Transcribed page data:
::::::::::

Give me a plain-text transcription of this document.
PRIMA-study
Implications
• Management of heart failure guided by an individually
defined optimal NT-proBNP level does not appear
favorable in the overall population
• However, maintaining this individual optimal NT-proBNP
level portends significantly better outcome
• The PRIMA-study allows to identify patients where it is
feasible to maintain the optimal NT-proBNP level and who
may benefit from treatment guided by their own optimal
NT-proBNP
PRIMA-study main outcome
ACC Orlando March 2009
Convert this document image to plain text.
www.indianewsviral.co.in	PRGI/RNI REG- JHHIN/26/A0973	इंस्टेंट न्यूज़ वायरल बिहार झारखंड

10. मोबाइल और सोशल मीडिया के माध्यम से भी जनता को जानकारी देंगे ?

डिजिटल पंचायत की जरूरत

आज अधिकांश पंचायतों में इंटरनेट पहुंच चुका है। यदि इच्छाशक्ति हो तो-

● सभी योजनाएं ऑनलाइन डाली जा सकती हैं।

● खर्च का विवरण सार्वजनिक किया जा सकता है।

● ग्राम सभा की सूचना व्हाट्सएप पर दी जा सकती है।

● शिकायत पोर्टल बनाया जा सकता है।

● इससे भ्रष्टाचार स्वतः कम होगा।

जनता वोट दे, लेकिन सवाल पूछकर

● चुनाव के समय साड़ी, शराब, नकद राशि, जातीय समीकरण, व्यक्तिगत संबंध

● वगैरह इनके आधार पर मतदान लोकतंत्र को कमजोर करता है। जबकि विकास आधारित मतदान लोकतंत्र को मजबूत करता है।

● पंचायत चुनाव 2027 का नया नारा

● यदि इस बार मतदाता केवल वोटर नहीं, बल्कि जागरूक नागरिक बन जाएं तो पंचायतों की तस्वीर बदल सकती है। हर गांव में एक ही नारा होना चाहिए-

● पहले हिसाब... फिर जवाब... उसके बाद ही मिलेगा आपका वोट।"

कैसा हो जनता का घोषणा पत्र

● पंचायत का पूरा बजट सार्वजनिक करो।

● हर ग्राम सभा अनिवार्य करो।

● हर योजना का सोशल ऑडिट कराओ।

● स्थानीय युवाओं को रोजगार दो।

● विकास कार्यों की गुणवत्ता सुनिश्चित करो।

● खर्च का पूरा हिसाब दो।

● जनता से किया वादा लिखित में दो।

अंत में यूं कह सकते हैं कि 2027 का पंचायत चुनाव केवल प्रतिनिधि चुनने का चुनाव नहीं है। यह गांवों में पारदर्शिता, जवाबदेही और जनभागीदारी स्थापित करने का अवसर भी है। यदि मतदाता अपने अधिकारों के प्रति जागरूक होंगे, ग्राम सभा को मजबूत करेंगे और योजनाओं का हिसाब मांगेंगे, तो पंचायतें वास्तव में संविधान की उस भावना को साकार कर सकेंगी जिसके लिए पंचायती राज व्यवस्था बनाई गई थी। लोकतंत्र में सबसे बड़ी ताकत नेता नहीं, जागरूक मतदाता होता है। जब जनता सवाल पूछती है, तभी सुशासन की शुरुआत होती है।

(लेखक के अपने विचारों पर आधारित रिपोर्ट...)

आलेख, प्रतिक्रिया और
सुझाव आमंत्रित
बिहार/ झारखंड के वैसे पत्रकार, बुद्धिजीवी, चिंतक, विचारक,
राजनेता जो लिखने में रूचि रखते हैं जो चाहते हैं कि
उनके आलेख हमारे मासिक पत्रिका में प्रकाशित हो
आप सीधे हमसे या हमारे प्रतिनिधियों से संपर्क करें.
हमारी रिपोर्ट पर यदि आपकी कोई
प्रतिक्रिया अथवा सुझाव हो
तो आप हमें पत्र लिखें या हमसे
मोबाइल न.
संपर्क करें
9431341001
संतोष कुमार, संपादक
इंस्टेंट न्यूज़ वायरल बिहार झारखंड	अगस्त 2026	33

::::::::::

Exercise instructions:
Your response should contain each line of the entries above that holds the string "this".

Task result:
Give me a plain-text transcription of this document.
• However, maintaining this individual optimal NT-proBNP
Convert this document image to plain text.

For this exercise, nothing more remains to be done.